— start of EXERCISE MATERIALS —

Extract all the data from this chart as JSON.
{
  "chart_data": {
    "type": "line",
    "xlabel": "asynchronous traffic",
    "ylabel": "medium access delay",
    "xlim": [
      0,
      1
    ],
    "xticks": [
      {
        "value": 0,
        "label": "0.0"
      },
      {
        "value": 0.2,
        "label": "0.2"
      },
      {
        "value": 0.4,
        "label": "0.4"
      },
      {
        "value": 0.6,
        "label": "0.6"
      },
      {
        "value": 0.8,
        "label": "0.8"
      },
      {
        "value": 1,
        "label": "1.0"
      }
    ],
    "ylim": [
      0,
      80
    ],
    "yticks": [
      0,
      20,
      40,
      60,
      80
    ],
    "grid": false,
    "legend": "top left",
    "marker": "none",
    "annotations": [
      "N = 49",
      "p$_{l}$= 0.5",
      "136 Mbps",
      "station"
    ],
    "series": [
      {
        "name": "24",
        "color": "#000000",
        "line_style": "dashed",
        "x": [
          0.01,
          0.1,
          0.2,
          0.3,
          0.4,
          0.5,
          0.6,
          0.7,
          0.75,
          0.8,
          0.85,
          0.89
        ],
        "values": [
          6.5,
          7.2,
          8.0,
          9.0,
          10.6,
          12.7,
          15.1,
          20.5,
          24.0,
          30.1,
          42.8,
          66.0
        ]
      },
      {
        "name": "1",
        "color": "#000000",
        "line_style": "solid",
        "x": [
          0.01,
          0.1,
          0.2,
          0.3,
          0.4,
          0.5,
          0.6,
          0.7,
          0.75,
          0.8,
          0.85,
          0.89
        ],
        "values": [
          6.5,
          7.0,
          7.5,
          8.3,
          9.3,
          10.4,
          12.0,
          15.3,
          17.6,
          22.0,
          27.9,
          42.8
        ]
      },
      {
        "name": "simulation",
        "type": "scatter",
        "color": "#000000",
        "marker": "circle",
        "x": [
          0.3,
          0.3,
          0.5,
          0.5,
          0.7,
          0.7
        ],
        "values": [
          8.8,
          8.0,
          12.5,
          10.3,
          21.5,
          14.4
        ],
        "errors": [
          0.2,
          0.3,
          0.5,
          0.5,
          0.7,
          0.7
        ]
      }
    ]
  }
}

— end of EXERCISE MATERIALS —

*TASK INSTRUCTIONS*: Would you give the material above again, complete and exact?

*THE COMPLETED TASK*:
Extract all the data from this chart as JSON.
{
  "chart_data": {
    "type": "line",
    "xlabel": "asynchronous traffic",
    "ylabel": "medium access delay",
    "xlim": [
      0,
      1
    ],
    "xticks": [
      {
        "value": 0,
        "label": "0.0"
      },
      {
        "value": 0.2,
        "label": "0.2"
      },
      {
        "value": 0.4,
        "label": "0.4"
      },
      {
        "value": 0.6,
        "label": "0.6"
      },
      {
        "value": 0.8,
        "label": "0.8"
      },
      {
        "value": 1,
        "label": "1.0"
      }
    ],
    "ylim": [
      0,
      80
    ],
    "yticks": [
      0,
      20,
      40,
      60,
      80
    ],
    "grid": false,
    "legend": "top left",
    "marker": "none",
    "annotations": [
      "N = 49",
      "p$_{l}$= 0.5",
      "136 Mbps",
      "station"
    ],
    "series": [
      {
        "name": "24",
        "color": "#000000",
        "line_style": "dashed",
        "x": [
          0.01,
          0.1,
          0.2,
          0.3,
          0.4,
          0.5,
          0.6,
          0.7,
          0.75,
          0.8,
          0.85,
          0.89
        ],
        "values": [
          6.5,
          7.2,
          8.0,
          9.0,
          10.6,
          12.7,
          15.1,
          20.5,
          24.0,
          30.1,
          42.8,
          66.0
        ]
      },
      {
        "name": "1",
        "color": "#000000",
        "line_style": "solid",
        "x": [
          0.01,
          0.1,
          0.2,
          0.3,
          0.4,
          0.5,
          0.6,
          0.7,
          0.75,
          0.8,
          0.85,
          0.89
        ],
        "values": [
          6.5,
          7.0,
          7.5,
          8.3,
          9.3,
          10.4,
          12.0,
          15.3,
          17.6,
          22.0,
          27.9,
          42.8
        ]
      },
      {
        "name": "simulation",
        "type": "scatter",
        "color": "#000000",
        "marker": "circle",
        "x": [
          0.3,
          0.3,
          0.5,
          0.5,
          0.7,
          0.7
        ],
        "values": [
          8.8,
          8.0,
          12.5,
          10.3,
          21.5,
          14.4
        ],
        "errors": [
          0.2,
          0.3,
          0.5,
          0.5,
          0.7,
          0.7
        ]
      }
    ]
  }
}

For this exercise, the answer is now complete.